To be done :: From the listing below, return each line that includes "оплачивается".

-- start of Supplied records --

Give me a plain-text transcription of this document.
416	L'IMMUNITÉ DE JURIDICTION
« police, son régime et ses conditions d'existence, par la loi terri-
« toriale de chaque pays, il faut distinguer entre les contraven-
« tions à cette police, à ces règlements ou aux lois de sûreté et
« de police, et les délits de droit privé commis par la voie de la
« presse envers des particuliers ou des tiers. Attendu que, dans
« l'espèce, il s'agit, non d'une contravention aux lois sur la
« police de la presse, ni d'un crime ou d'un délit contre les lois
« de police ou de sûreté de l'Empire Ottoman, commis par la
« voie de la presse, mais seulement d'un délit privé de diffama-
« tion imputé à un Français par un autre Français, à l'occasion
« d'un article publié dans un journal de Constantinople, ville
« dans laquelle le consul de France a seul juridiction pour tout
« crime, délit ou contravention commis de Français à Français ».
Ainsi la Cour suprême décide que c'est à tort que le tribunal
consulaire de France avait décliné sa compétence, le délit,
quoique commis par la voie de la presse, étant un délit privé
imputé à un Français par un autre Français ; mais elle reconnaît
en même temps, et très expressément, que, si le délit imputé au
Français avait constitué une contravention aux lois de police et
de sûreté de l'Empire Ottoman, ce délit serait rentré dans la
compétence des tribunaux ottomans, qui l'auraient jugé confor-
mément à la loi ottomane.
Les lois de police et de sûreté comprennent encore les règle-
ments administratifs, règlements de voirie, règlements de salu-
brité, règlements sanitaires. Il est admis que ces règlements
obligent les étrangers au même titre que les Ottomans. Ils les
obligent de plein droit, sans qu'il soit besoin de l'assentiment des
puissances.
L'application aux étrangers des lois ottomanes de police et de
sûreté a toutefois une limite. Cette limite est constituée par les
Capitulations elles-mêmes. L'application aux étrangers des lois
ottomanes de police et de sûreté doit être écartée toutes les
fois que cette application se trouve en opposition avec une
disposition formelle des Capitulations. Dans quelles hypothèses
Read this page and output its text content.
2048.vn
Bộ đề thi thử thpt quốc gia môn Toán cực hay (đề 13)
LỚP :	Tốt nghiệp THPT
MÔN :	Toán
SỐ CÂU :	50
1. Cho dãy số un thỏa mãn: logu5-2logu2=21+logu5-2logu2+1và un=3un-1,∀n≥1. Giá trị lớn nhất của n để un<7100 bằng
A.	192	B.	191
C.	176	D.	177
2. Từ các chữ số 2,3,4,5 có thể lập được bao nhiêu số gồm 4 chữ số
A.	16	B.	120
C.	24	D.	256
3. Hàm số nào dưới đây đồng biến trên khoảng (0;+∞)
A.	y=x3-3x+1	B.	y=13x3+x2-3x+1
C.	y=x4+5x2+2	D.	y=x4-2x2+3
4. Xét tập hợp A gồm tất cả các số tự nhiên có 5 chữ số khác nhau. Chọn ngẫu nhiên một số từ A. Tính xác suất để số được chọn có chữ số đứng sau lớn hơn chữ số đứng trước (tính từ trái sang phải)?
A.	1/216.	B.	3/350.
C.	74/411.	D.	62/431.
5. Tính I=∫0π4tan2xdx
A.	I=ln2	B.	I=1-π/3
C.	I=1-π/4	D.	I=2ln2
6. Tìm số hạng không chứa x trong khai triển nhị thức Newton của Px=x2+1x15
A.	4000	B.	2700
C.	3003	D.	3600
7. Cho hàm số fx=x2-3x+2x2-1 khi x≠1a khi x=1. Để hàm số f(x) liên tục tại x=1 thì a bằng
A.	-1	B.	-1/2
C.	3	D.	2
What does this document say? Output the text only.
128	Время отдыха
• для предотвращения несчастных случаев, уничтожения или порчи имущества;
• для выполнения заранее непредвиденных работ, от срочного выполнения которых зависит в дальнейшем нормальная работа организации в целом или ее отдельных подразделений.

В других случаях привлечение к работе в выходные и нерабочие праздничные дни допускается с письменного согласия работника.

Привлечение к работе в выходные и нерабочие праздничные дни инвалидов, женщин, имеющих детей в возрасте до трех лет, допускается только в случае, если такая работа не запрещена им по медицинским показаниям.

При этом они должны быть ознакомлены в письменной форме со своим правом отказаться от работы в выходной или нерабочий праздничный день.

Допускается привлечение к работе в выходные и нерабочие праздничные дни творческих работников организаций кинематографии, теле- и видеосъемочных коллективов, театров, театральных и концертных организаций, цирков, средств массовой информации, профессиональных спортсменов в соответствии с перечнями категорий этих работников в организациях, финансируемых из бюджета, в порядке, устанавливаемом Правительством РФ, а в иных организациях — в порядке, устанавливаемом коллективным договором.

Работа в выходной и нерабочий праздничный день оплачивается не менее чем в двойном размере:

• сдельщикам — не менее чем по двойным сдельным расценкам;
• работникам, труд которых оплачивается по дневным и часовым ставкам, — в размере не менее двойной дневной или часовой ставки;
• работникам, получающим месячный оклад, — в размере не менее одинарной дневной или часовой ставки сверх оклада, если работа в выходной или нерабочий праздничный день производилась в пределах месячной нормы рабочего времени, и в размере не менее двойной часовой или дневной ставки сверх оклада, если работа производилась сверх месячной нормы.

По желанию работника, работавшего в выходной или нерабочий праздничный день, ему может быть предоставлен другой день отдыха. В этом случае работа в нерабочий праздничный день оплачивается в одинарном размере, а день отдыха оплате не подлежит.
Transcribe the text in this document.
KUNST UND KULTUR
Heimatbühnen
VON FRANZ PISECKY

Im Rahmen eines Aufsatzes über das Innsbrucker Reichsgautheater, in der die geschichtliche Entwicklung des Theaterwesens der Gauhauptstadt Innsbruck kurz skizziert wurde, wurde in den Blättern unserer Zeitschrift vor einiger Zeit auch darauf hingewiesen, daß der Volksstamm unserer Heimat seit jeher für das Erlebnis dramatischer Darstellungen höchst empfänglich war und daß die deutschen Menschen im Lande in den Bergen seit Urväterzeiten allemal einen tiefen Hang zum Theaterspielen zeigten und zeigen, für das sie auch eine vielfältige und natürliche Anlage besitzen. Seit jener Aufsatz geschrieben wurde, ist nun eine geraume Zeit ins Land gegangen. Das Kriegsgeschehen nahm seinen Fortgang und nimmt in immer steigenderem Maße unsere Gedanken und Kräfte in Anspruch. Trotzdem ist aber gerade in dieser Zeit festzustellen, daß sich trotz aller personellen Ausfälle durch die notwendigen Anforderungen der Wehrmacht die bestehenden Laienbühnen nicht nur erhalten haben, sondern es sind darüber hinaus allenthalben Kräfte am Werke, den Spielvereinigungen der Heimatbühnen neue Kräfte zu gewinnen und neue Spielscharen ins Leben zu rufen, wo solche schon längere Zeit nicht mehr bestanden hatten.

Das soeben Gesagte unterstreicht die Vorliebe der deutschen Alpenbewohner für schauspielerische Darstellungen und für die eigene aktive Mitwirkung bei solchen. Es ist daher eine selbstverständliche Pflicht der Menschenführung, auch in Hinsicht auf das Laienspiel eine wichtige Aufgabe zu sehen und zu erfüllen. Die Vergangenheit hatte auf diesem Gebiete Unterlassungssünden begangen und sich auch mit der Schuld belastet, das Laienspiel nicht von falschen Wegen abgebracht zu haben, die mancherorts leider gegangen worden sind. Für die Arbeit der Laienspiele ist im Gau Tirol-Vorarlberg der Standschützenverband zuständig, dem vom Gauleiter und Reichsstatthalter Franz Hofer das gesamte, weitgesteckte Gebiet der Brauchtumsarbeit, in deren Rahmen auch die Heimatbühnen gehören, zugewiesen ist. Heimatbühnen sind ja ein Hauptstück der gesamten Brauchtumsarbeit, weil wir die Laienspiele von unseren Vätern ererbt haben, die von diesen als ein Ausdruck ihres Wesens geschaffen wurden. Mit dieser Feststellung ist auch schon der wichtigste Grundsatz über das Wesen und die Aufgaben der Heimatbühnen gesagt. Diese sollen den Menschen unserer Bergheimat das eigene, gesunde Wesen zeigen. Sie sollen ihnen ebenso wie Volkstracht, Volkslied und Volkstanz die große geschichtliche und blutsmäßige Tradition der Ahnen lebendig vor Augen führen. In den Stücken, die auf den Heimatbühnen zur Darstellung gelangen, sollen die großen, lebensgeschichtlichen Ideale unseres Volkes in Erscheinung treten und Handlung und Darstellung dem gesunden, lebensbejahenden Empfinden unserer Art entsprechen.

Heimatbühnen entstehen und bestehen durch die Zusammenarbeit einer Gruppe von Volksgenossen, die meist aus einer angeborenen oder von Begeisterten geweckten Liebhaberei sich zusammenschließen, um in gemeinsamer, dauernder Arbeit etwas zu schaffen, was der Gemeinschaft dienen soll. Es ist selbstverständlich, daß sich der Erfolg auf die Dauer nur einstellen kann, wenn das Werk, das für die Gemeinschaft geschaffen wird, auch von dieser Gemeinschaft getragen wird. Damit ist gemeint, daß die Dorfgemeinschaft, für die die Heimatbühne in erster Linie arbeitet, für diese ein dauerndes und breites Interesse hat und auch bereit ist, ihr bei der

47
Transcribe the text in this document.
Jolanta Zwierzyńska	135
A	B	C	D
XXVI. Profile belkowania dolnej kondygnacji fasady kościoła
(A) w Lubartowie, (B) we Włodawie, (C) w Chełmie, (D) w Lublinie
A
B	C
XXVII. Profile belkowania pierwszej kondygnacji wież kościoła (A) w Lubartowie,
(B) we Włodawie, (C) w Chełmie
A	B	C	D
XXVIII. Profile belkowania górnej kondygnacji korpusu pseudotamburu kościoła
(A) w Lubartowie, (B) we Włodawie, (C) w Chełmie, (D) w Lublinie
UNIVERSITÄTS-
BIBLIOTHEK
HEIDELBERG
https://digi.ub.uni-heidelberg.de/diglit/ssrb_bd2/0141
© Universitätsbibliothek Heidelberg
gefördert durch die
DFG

-- end of Supplied records --

Answer to this problem ::
Работа в выходной и нерабочий праздничный день оплачивается не менее чем в двойном размере:
• работникам, труд которых оплачивается по дневным и часовым ставкам, — в размере не менее двойной дневной или часовой ставки;
По желанию работника, работавшего в выходной или нерабочий праздничный день, ему может быть предоставлен другой день отдыха. В этом случае работа в нерабочий праздничный день оплачивается в одинарном размере, а день отдыха оплате не подлежит.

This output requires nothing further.